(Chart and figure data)
^^^^^^^^^^^^^^^^

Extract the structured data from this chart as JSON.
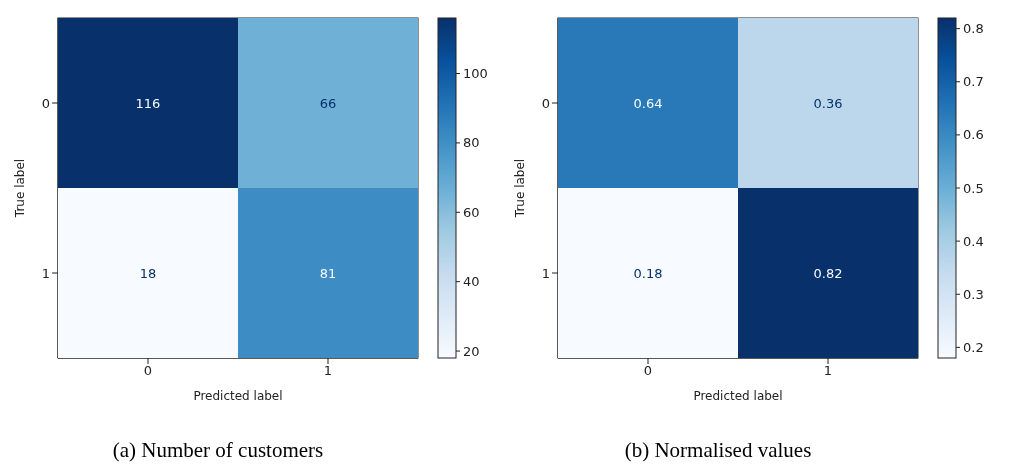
{
  "chart_data": [
    {
      "type": "heatmap",
      "title": "(a) Number of customers",
      "xlabel": "Predicted label",
      "ylabel": "True label",
      "categories": [
        "0",
        "1"
      ],
      "y_categories": [
        "0",
        "1"
      ],
      "cells": [
        [
          116,
          66
        ],
        [
          18,
          81
        ]
      ],
      "data_labels": true,
      "clim": [
        18,
        116
      ],
      "cticks": [
        20,
        40,
        60,
        80,
        100
      ]
    },
    {
      "type": "heatmap",
      "title": "(b) Normalised values",
      "xlabel": "Predicted label",
      "ylabel": "True label",
      "categories": [
        "0",
        "1"
      ],
      "y_categories": [
        "0",
        "1"
      ],
      "cells": [
        [
          0.64,
          0.36
        ],
        [
          0.18,
          0.82
        ]
      ],
      "data_labels": true,
      "clim": [
        0.18,
        0.82
      ],
      "cticks": [
        0.2,
        0.3,
        0.4,
        0.5,
        0.6,
        0.7,
        0.8
      ]
    }
  ]
}
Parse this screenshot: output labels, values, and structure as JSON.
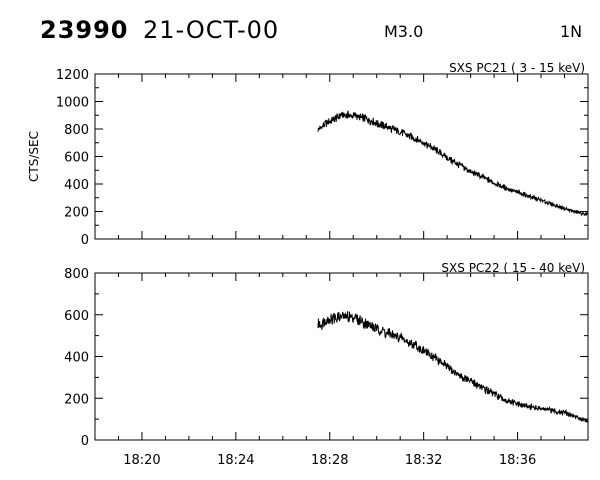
{
  "header": {
    "event_id": "23990",
    "date": "21-OCT-00",
    "flare_class": "M3.0",
    "position": "1N"
  },
  "colors": {
    "trace": "#000000",
    "background": "#ffffff",
    "axes": "#000000"
  },
  "chart_data": [
    {
      "type": "line",
      "title": "SXS PC21  (  3 - 15 keV)",
      "ylabel": "CTS/SEC",
      "xlabel": "",
      "xlim": [
        "18:18",
        "18:39"
      ],
      "ylim": [
        0,
        1200
      ],
      "yticks": [
        0,
        200,
        400,
        600,
        800,
        1000,
        1200
      ],
      "ytick_labels": [
        "0",
        "200",
        "400",
        "600",
        "800",
        "1000",
        "1200"
      ],
      "xtick_labels_shown": false,
      "grid": false,
      "legend": "none",
      "series": [
        {
          "x": [
            "18:27.5",
            "18:28",
            "18:28.5",
            "18:29",
            "18:29.5",
            "18:30",
            "18:30.5",
            "18:31",
            "18:31.5",
            "18:32",
            "18:32.5",
            "18:33",
            "18:33.5",
            "18:34",
            "18:34.5",
            "18:35",
            "18:35.5",
            "18:36",
            "18:36.5",
            "18:37",
            "18:37.5",
            "18:38",
            "18:38.5",
            "18:39"
          ],
          "values": [
            800,
            860,
            900,
            900,
            880,
            840,
            810,
            780,
            740,
            700,
            650,
            590,
            540,
            490,
            450,
            410,
            370,
            340,
            310,
            280,
            250,
            220,
            195,
            175
          ]
        }
      ]
    },
    {
      "type": "line",
      "title": "SXS PC22  ( 15 - 40 keV)",
      "ylabel": "",
      "xlabel": "",
      "xlim": [
        "18:18",
        "18:39"
      ],
      "ylim": [
        0,
        800
      ],
      "yticks": [
        0,
        200,
        400,
        600,
        800
      ],
      "ytick_labels": [
        "0",
        "200",
        "400",
        "600",
        "800"
      ],
      "xticks": [
        "18:20",
        "18:24",
        "18:28",
        "18:32",
        "18:36"
      ],
      "xtick_labels": [
        "18:20",
        "18:24",
        "18:28",
        "18:32",
        "18:36"
      ],
      "grid": false,
      "legend": "none",
      "series": [
        {
          "x": [
            "18:27.5",
            "18:28",
            "18:28.5",
            "18:29",
            "18:29.5",
            "18:30",
            "18:30.5",
            "18:31",
            "18:31.5",
            "18:32",
            "18:32.5",
            "18:33",
            "18:33.5",
            "18:34",
            "18:34.5",
            "18:35",
            "18:35.5",
            "18:36",
            "18:36.5",
            "18:37",
            "18:37.5",
            "18:38",
            "18:38.5",
            "18:39"
          ],
          "values": [
            550,
            580,
            590,
            590,
            560,
            530,
            510,
            490,
            460,
            430,
            390,
            350,
            310,
            280,
            250,
            220,
            190,
            170,
            160,
            150,
            140,
            130,
            110,
            90
          ]
        }
      ]
    }
  ]
}
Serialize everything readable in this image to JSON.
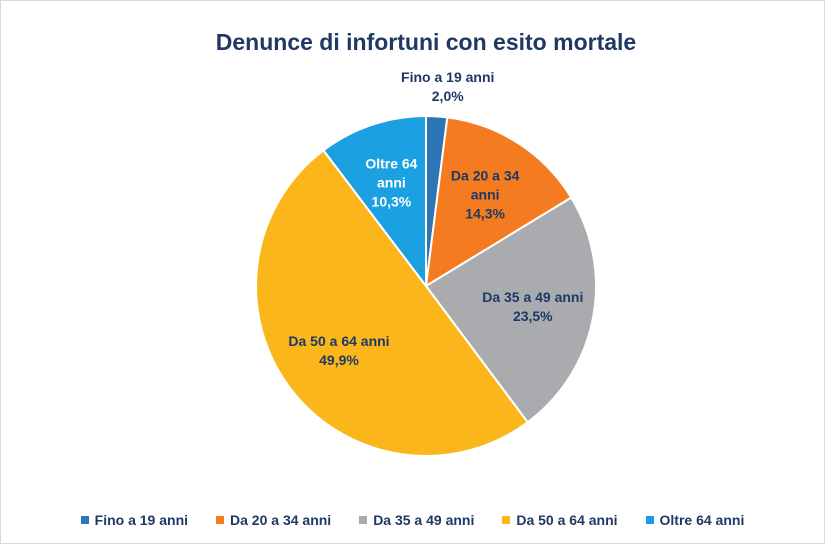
{
  "chart_data": {
    "type": "pie",
    "title": "Denunce di infortuni con esito mortale",
    "categories": [
      "Fino a 19 anni",
      "Da 20 a 34 anni",
      "Da 35 a 49 anni",
      "Da 50 a 64 anni",
      "Oltre 64 anni"
    ],
    "values": [
      2.0,
      14.3,
      23.5,
      49.9,
      10.3
    ],
    "value_labels": [
      "2,0%",
      "14,3%",
      "23,5%",
      "49,9%",
      "10,3%"
    ],
    "colors": [
      "#2e75b6",
      "#f47b20",
      "#a9abae",
      "#fbb61b",
      "#1ba1e2"
    ],
    "label_colors": [
      "#1f3864",
      "#1f3864",
      "#1f3864",
      "#1f3864",
      "#ffffff"
    ],
    "legend": "bottom"
  }
}
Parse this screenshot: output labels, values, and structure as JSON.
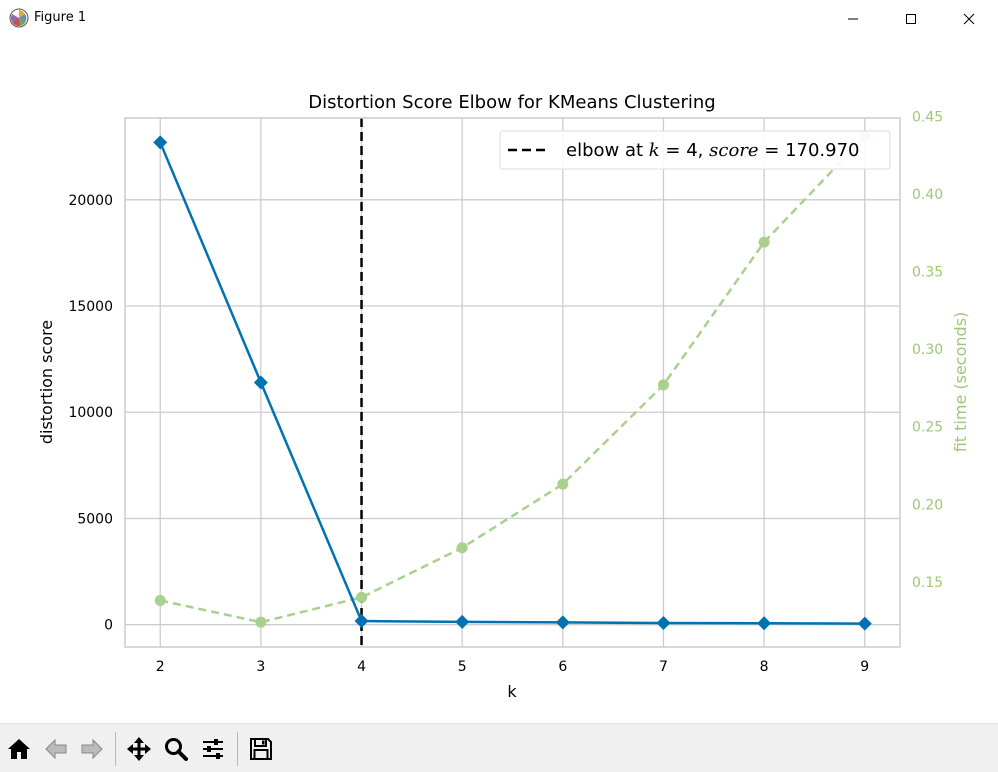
{
  "window": {
    "title": "Figure 1",
    "controls": [
      "minimize",
      "maximize",
      "close"
    ]
  },
  "toolbar": {
    "buttons": [
      {
        "name": "home",
        "icon": "home-icon"
      },
      {
        "name": "back",
        "icon": "arrow-left-icon"
      },
      {
        "name": "forward",
        "icon": "arrow-right-icon"
      },
      {
        "name": "pan",
        "icon": "move-icon"
      },
      {
        "name": "zoom",
        "icon": "magnifier-icon"
      },
      {
        "name": "configure-subplots",
        "icon": "sliders-icon"
      },
      {
        "name": "save",
        "icon": "floppy-disk-icon"
      }
    ]
  },
  "chart_data": {
    "type": "line",
    "title": "Distortion Score Elbow for KMeans Clustering",
    "xlabel": "k",
    "ylabel": "distortion score",
    "y2label": "fit time (seconds)",
    "x": [
      2,
      3,
      4,
      5,
      6,
      7,
      8,
      9
    ],
    "xlim": [
      1.65,
      9.35
    ],
    "ylim": [
      -1050,
      23850
    ],
    "y2lim": [
      0.108,
      0.449
    ],
    "yticks": [
      0,
      5000,
      10000,
      15000,
      20000
    ],
    "y2ticks": [
      0.15,
      0.2,
      0.25,
      0.3,
      0.35,
      0.4,
      0.45
    ],
    "y2tick_labels": [
      "0.15",
      "0.20",
      "0.25",
      "0.30",
      "0.35",
      "0.40",
      "0.45"
    ],
    "grid": true,
    "series": [
      {
        "key": "distortion",
        "axis": "left",
        "values": [
          22700,
          11400,
          171,
          130,
          110,
          80,
          65,
          50
        ],
        "color": "#1f77b4",
        "line_color": "#0072b2",
        "marker": "diamond"
      },
      {
        "key": "fit_time",
        "axis": "right",
        "values": [
          0.138,
          0.124,
          0.14,
          0.172,
          0.213,
          0.277,
          0.369,
          0.437
        ],
        "color": "#a9d18e",
        "line_style": "dashed",
        "marker": "circle"
      }
    ],
    "elbow": {
      "x": 4,
      "legend_prefix": "elbow at ",
      "legend_k": "k",
      "legend_k_value": " = 4, ",
      "legend_score": "score",
      "legend_score_value": " = 170.970"
    },
    "legend_position": "top-right",
    "colors": {
      "grid": "#cccccc",
      "axis_text": "#000000",
      "right_axis_text": "#9dc878",
      "elbow_line": "#000000"
    }
  }
}
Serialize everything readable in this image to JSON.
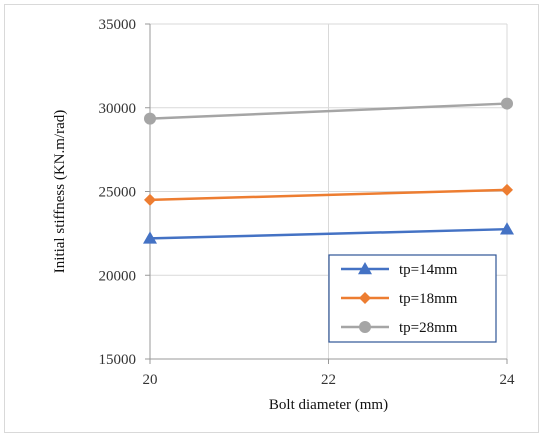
{
  "chart_data": {
    "type": "line",
    "title": "",
    "xlabel": "Bolt diameter (mm)",
    "ylabel": "Initial stiffness (KN.m/rad)",
    "x": [
      20,
      24
    ],
    "xlim": [
      20,
      24
    ],
    "xticks": [
      20,
      22,
      24
    ],
    "ylim": [
      15000,
      35000
    ],
    "yticks": [
      15000,
      20000,
      25000,
      30000,
      35000
    ],
    "grid": true,
    "legend_position": "bottom-right",
    "series": [
      {
        "name": "tp=14mm",
        "values": [
          22200,
          22750
        ],
        "color": "#4472C4",
        "marker": "triangle"
      },
      {
        "name": "tp=18mm",
        "values": [
          24500,
          25100
        ],
        "color": "#ED7D31",
        "marker": "diamond"
      },
      {
        "name": "tp=28mm",
        "values": [
          29350,
          30250
        ],
        "color": "#A5A5A5",
        "marker": "circle"
      }
    ]
  }
}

^^^^^^^^^^^^^^^^

== Task to complete ==
Search the data for the word "bottom" and copy each line where it appears.

== Result below ==
    "legend": "bottom"
    "legend_position": "bottom-right",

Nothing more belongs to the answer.